# QUESTIONS ON THE MATERIAL:
**a.** In the opinion excerpt, which doctor was never asked the "magic" question about "a major" causation?
**b.** Reproduce the part of the opinion excerpt that opens with the words containing "Because the judge's" and closes with "under § 1(7A).".

# TEXT UNDER STUDY:
————————

Because the judge's decision lacks sufficient findings parsing out the employee's diagnosed conditions, and addressing all elements of § 1(7A), at the time of her industrial accident and forward, I would otherwise recommit the case for the judge to reconsider the medical evidence and make further findings. However, because the employee never asked Dr. Freed the "magic" question about "a major" causation, and because I think the judge misconstrued the impartial medical evidence he adopted, I would reverse the decision for the employee's failure to meet her heightened burden of proof under § 1(7A).

Patricia A. Costigan
Administrative Law Judge

Filed: April 8, 2008

[1]General Laws c. 152 , § 1(7A), provides, in pertinent part:

If a compensable injury or disease combines with a pre-existing condition, which resulted from an injury or disease not compensable under this chapter, to cause or prolong disability or a need for treatment, the resultant condition shall be compensable only to the extent such compensable injury or disease remains a major but not necessarily predominant cause of disability or need for treatment.

————————

Page segmentation data:
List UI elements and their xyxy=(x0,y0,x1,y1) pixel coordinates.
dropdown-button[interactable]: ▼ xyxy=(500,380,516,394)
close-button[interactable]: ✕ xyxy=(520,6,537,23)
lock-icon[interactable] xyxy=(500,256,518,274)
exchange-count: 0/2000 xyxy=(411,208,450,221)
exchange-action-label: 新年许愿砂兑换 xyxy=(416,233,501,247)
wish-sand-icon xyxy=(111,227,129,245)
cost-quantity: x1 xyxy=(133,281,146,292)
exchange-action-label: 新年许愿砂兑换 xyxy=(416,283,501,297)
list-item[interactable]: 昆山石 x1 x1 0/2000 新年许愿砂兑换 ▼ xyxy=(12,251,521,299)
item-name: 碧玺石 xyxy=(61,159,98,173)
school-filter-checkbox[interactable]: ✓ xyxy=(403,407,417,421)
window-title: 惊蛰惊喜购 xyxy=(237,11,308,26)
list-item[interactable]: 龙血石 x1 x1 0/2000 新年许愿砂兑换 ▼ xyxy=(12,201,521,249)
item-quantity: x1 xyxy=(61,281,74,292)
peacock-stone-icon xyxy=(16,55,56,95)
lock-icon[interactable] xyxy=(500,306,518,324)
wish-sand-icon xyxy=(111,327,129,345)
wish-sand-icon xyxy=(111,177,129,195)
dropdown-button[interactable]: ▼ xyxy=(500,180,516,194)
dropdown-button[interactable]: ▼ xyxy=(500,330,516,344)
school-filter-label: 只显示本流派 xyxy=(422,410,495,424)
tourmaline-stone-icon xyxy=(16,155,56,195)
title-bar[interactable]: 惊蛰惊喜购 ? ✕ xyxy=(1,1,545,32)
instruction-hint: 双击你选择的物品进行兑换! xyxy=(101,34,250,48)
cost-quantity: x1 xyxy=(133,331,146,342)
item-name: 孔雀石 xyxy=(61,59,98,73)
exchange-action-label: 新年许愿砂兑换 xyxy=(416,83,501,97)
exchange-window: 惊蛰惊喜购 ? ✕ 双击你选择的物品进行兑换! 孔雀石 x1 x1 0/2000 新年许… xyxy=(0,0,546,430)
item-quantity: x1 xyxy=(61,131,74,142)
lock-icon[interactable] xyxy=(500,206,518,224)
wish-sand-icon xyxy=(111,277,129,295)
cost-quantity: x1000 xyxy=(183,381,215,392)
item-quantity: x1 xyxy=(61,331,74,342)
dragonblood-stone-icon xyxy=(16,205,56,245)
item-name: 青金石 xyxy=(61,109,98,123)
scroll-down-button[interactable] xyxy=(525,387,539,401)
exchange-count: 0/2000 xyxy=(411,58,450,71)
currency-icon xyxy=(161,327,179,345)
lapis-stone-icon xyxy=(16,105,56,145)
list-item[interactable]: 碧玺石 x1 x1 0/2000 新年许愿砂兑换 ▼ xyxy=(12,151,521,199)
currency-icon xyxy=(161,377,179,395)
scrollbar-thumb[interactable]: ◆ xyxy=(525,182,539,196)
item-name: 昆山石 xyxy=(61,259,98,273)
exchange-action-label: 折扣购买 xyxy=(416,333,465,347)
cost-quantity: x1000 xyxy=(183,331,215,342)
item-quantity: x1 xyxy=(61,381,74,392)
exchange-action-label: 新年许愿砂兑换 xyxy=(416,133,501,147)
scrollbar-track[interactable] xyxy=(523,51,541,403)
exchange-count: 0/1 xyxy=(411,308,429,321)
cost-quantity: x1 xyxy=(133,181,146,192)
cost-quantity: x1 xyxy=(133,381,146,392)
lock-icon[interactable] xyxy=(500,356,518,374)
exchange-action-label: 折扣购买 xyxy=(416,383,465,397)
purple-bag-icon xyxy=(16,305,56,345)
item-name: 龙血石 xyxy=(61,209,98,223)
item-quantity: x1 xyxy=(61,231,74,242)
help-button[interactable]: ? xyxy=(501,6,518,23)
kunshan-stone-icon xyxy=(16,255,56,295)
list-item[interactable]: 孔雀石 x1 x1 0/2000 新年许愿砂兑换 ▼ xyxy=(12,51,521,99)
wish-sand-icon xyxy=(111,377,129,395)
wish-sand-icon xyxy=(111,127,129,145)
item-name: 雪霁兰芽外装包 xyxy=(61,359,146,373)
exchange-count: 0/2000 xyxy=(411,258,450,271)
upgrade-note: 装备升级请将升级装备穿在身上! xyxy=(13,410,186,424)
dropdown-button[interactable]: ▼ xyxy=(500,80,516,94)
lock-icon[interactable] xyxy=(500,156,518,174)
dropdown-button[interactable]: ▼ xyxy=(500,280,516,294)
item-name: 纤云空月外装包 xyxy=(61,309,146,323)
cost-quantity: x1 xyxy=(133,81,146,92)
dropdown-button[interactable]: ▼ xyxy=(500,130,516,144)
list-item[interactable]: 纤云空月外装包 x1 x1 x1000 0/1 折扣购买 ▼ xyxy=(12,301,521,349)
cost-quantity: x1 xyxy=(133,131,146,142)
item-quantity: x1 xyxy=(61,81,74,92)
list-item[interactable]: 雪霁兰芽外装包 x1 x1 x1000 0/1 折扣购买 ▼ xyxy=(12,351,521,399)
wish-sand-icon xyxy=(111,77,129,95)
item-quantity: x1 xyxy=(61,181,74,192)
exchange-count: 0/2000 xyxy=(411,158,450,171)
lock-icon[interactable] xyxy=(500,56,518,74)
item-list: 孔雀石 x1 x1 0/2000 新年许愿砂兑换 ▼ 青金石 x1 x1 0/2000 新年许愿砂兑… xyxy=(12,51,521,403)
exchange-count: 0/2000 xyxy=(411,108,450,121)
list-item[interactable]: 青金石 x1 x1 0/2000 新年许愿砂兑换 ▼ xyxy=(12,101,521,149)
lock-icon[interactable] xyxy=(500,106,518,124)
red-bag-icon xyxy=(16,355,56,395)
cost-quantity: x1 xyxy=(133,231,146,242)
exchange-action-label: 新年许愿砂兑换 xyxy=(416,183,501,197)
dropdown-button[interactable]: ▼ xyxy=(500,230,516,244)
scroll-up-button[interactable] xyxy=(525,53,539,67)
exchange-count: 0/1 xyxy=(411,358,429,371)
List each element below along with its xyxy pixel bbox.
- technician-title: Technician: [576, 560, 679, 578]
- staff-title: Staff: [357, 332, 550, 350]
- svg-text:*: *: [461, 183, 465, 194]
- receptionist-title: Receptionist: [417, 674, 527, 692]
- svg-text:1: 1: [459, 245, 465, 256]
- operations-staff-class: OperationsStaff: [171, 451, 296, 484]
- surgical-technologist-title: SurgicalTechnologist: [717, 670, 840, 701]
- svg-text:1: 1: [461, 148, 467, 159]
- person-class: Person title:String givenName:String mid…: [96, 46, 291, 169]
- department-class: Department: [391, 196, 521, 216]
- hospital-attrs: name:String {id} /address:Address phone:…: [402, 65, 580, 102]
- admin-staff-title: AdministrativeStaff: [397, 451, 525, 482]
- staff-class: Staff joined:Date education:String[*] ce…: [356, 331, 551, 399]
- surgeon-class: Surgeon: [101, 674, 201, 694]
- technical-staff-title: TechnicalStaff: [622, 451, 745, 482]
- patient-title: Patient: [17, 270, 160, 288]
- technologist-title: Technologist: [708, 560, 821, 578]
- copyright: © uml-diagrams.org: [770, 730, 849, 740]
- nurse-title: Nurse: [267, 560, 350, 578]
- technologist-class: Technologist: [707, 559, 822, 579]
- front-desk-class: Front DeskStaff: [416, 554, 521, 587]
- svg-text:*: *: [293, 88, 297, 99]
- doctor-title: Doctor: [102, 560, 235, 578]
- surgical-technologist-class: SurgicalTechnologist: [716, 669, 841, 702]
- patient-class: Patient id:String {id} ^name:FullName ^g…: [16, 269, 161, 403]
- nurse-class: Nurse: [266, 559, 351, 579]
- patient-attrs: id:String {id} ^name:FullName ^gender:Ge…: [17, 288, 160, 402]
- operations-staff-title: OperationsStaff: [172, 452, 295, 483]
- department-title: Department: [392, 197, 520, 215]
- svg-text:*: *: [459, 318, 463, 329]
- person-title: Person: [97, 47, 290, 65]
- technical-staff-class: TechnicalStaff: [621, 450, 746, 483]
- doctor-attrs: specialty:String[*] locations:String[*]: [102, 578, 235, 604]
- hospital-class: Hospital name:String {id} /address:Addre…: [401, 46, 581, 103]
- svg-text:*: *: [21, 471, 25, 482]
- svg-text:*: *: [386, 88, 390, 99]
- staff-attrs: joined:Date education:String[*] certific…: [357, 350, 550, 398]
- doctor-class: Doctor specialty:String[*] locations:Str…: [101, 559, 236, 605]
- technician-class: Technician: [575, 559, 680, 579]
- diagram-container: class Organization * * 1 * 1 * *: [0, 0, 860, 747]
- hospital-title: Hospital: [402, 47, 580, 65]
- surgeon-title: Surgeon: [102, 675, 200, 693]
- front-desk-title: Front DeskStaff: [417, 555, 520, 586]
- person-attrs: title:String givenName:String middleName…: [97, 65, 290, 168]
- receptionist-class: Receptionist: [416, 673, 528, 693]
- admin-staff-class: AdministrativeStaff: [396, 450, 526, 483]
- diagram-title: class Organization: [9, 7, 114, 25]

————————

# RESULTS IN ORDER:
**a.** Dr. Freed

**b.**
Because the judge's decision lacks sufficient findings parsing out the employee's diagnosed conditions, and addressing all elements of § 1(7A), at the time of her industrial accident and forward, I would otherwise recommit the case for the judge to reconsider the medical evidence and make further findings. However, because the employee never asked Dr. Freed the "magic" question about "a major" causation, and because I think the judge misconstrued the impartial medical evidence he adopted, I would reverse the decision for the employee's failure to meet her heightened burden of proof under § 1(7A).